===== TEKS YANG DITAMPILKAN =====

Jumat, 15 September 2017

Masalah Naskah – Teks

Gita Puspitasari
13010114130067
Sastra Indonesia, SMT 1
Kelompok B

Filologi berusaha mengungkapkan hasil budaya suatu bangsa melalui kajian bahasa pada peninggalan dalam bentuk tulisan. Berita tentang hasil budaya yang diungkapkan oleh teks klasik dapat dibaca dalam peninggalan berupa tulisan yang disebut naskah. Dalam filologi, teks menunjukan pengertian sebagai suatu yang bastrak, sedangkan naskah merupakan sesuatu yang konkrit. Oleh karena itu, pemahaman terhadap teks klasik hanya dapat dilakukan lewat naskah yang merupakan alat penyimpanannya. Dengan demikian, dapat dikatakan bahwa filologi mempunyai objek dan sasaran kerja berupa naskah dan teks.
Objek kajian filologi ini, yaitu naskah beserta seluk beluknya dan teks beserta seluk beluknya akan  diuraikan pada bagian ini sebagai berikut:
Masalah Naskah – Teks
A.    Naskah
1.      Pengertian Naskah
Edwar Jamaris dalam bukunya mengungkapkan bahwa naskah adalah semua bahan tulisan tangan peninggalan nenek moyang kita pada kertas, lontar, kulit kayu, dan rotan.
Dalam bahasa latin, naskah disebut codex, dalam bahasa Inggris naskah disebut manuscript, dan dalam bahasa Belanda disebut handscrift.
Menurut Elis dalam bukunya menyebutkan bahwa yang disebut naskah ‘hanscrift’ dengan singkatan hs untuk tunggal, dan hss untuk jamak; manuscrift dengan singkatan ms untuk tunggal, dan mss untuk jamak. Dengan demikian naskah merupakan benda konkrit yang dapat dilihat atau dipegang, sedangkan yang dimaksud dengan teks ialah kandungan atau isi dari naskah yang bersifat abstrak yang hanya dapat dibayangkan saja.
Jadi semakin jelas bahwa naskah merupakan sesuatu yang kongkrit. Artinya naskah berbentuk benda konkrit yang dapat terlihat secara nyata dan dapat dipegang.
Ilmu yang khusus mempelajari naskah disebut kodikologi. Kodikologi merupakan ilmu bagian dari filologi. Jika filologi mengkaji naskah dan teks, maka kodikologi kajiannya lebih sempit, yaitu hanya membahas naskah.

=====

* TUGAS YANG DIKERJAKAN:
a – Menurut teks tentang naskah dan filologi, apa nama ilmu yang khusus mempelajari naskah?
b – Silakan lanjutkan teks tentang naskah dan filologi, mulai setelah kalimat terakhirnya.

===== DATA HASIL EKSTRAKSI =====

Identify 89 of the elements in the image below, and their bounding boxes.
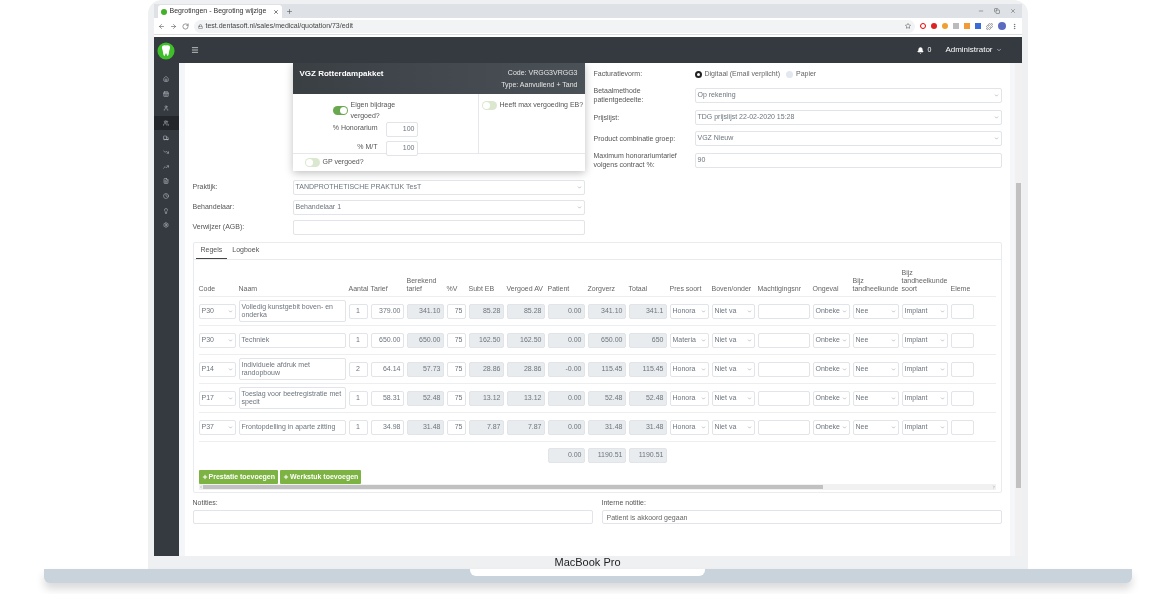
- caret-icon: [939, 337, 945, 343]
- menu-icon[interactable]: [190, 46, 199, 54]
- caret-icon: [993, 92, 999, 98]
- restore-icon[interactable]: [993, 8, 1000, 14]
- table-input[interactable]: [950, 390, 974, 406]
- horizontal-scrollbar[interactable]: [198, 484, 996, 490]
- table-input[interactable]: [757, 361, 810, 377]
- users-icon: [163, 120, 169, 127]
- table-input[interactable]: [757, 390, 810, 406]
- toggle-switch[interactable]: [481, 100, 497, 110]
- caret-icon: [939, 366, 945, 372]
- table-input[interactable]: [950, 419, 974, 435]
- caret-icon: [700, 395, 706, 401]
- document-icon: [163, 178, 169, 185]
- caret-icon: [890, 424, 896, 430]
- user-menu[interactable]: Administrator: [945, 44, 1002, 56]
- close-icon[interactable]: [273, 8, 280, 15]
- caret-icon: [746, 424, 752, 430]
- reload-icon[interactable]: [181, 22, 189, 30]
- caret-icon: [700, 337, 706, 343]
- caret-icon: [890, 337, 896, 343]
- close-icon[interactable]: [1009, 8, 1016, 14]
- table-input[interactable]: [950, 303, 974, 319]
- caret-icon: [576, 185, 582, 190]
- caret-icon: [227, 395, 233, 401]
- toggle-switch[interactable]: [304, 158, 320, 167]
- puzzle-icon[interactable]: [985, 22, 993, 30]
- new-tab-icon[interactable]: [286, 8, 294, 15]
- clock-icon: [163, 193, 169, 200]
- user-icon: [163, 105, 169, 112]
- caret-icon: [890, 366, 896, 372]
- table-input[interactable]: [950, 332, 974, 348]
- star-icon[interactable]: [904, 23, 911, 29]
- notification-icon[interactable]: [917, 46, 925, 54]
- caret-icon: [841, 337, 847, 343]
- caret-icon: [746, 308, 752, 314]
- caret-icon: [939, 395, 945, 401]
- tooth-logo-icon: [157, 41, 175, 60]
- lock-icon: [197, 23, 203, 29]
- caret-icon: [890, 395, 896, 401]
- toggle-switch[interactable]: [332, 106, 348, 115]
- device-label: MacBook Pro: [554, 556, 621, 568]
- forward-icon[interactable]: [169, 22, 177, 30]
- caret-icon: [576, 205, 582, 210]
- radio-button[interactable]: [785, 70, 793, 78]
- input-field[interactable]: [292, 220, 585, 235]
- back-icon[interactable]: [157, 22, 165, 30]
- caret-icon: [227, 424, 233, 430]
- notes-textarea[interactable]: [192, 509, 593, 524]
- caret-icon: [227, 366, 233, 372]
- settings-icon: [163, 222, 169, 229]
- profile-avatar[interactable]: [997, 22, 1006, 30]
- lightbulb-icon: [163, 207, 169, 214]
- caret-icon: [746, 395, 752, 401]
- table-input[interactable]: [757, 303, 810, 319]
- trend-up-icon: [163, 163, 169, 170]
- caret-icon: [841, 308, 847, 314]
- caret-icon: [995, 47, 1002, 53]
- caret-icon: [993, 114, 999, 120]
- table-input[interactable]: [950, 361, 974, 377]
- caret-icon: [890, 308, 896, 314]
- trend-down-icon: [163, 149, 169, 156]
- calendar-icon: [163, 90, 169, 97]
- caret-icon: [227, 337, 233, 343]
- table-input[interactable]: [757, 332, 810, 348]
- package-title: VGZ Rotterdampakket: [299, 68, 384, 80]
- radio-button[interactable]: [694, 70, 702, 78]
- table-input[interactable]: [757, 419, 810, 435]
- caret-icon: [841, 395, 847, 401]
- caret-icon: [746, 337, 752, 343]
- sidebar-item[interactable]: [153, 115, 179, 131]
- minimize-icon[interactable]: [977, 8, 984, 14]
- caret-icon: [841, 366, 847, 372]
- scroll-left-icon[interactable]: [198, 485, 203, 489]
- caret-icon: [939, 308, 945, 314]
- caret-icon: [993, 135, 999, 141]
- caret-icon: [746, 366, 752, 372]
- caret-icon: [700, 308, 706, 314]
- favicon-icon: [160, 8, 167, 15]
- caret-icon: [227, 308, 233, 314]
- caret-icon: [939, 424, 945, 430]
- caret-icon: [841, 424, 847, 430]
- plus-icon: [283, 474, 290, 480]
- caret-icon: [700, 366, 706, 372]
- truck-icon: [163, 134, 169, 141]
- vertical-scrollbar[interactable]: [1014, 63, 1022, 556]
- home-icon: [163, 76, 169, 83]
- plus-icon: [201, 474, 208, 480]
- caret-icon: [700, 424, 706, 430]
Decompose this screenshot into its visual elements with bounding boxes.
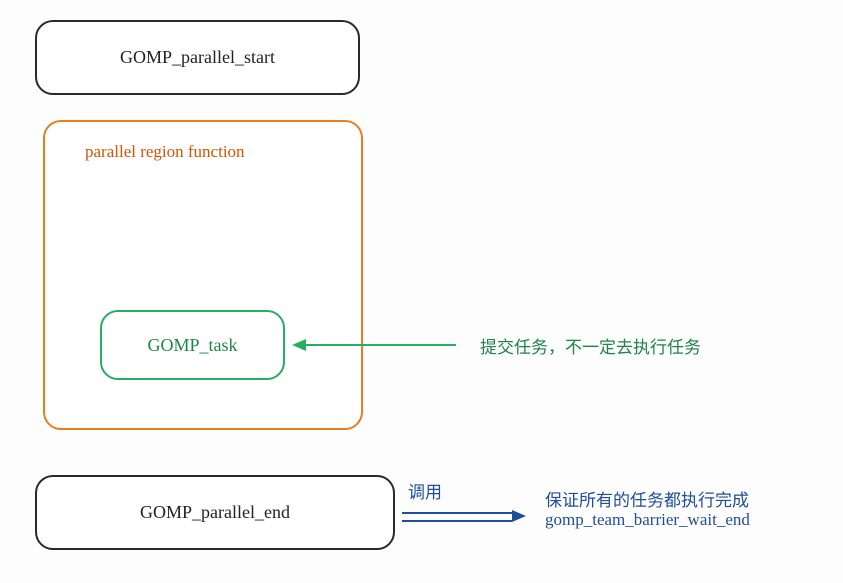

=====

* JAWABAN TIAP TUGAS:
a – Kodikologi.

b –
2.      Perbedaan Naskah dengan Prasasti
Ketika mengunjungi museum, biasanya kita mendapati atau melihat batu-batu peninggalan nenek moyang atau biasa disebut prasasti. Pada batu-batu itu biasanya terdapat tulisan-tulisan yang menggunakan aksara kuno. Sekilas kita bias saja menganggap itu merupakan jenis naskah karena terdapat tulisan-tulisan itu. Tetapi hal itu tidak benar, karena batu yang memiliki tulisan disebut piagam , batu tersurat atau inskripsi.
Ilmu yang mempelajarinya pun berbeda dengan ilmu yang mempelajari naskah. Ilmu yang mempelajari tulisan pada batu disebut epigrafi. Epigrafi merupakan bagian dari ilmu arkeologi. Sedangkan ilmu yang mempelajari naskah adalah filologi.
Ada beberapa perbedaan antara naskah dengan prasasti. Baik naskah maupun prasasti, kedua-duanya ditulis dengan tangan. Antara kedua-keduanya dapat dicatat beberapa perbedaan, yaitu:
1.      Naskah pada umumnya berupa buku atau bahan tulisan tangan. Prasasti berupa tulisan tangan pada batu (andesit, berporus, batu putih), batu bata, logam (emas, perak, tembaga), gerabah, marmer, kayu dan lontar.
2.      Naskah pada umumnya panjang, karena memuat cerita lengkap. Prasasti pada umumnya pendek, karena hanya memuat soal-soal yang ringkas saja, misalnya pemberitahuan resmi mengenai pendirian bangunan suci, doa’doa suci penolak rintangan karma dan segala kejahatan, ketentuan, dan penyelesaian hokum, asal-usul raja dari dewa, (Airlangga dari dewa Wisnu dalam prasasti Kalkuta), asal-usul suatu dinasti, atau ada kalanya hanya memuat nama orang atau nama jabatan saja.
3.      Naskah pada umumnya anonim dan tidak berangka tahun, sedangkan prasasti sering menyebut nama penulisnya dan adakalanya juga memuat angka tahun yang ditulis dengan angka atau sengkalan (candrasangkala).
4.      Naskah berjumlah banyak, karena disalin. Sedangkan prasasti tidak disalin-salin sehingga jumlahnya relative sedikit atau hanya kurang-lebih 500 buah prasasti.
5.      Naskah yang paling tua Tjandra Kirana  (dalam bahasa Jawa Kuna) berasal kira-kira dari abad ke-8, sedangkan prasasti yang paling tua berasal kira-kira dari abad ke-4 (prasasti Kutai).
3. Kodikologi
Yang dimaksud dengan kodikologi adalah ilmu kodeks. Kodeks itu sendiri merupakan bahan tulisan tangan, atau menurut The new Oxford Dictionary (1982); manuscrift volume, eps. Of ancient texts gulungan atau buku tulisan tangan, terutama dari teks-teks klasik. Kodikologi mempelajari seluk beluk atau semua aspek naskah, anatara lain: bahan, umur, tempat penulisan, dan perkiraan penulisan naskah.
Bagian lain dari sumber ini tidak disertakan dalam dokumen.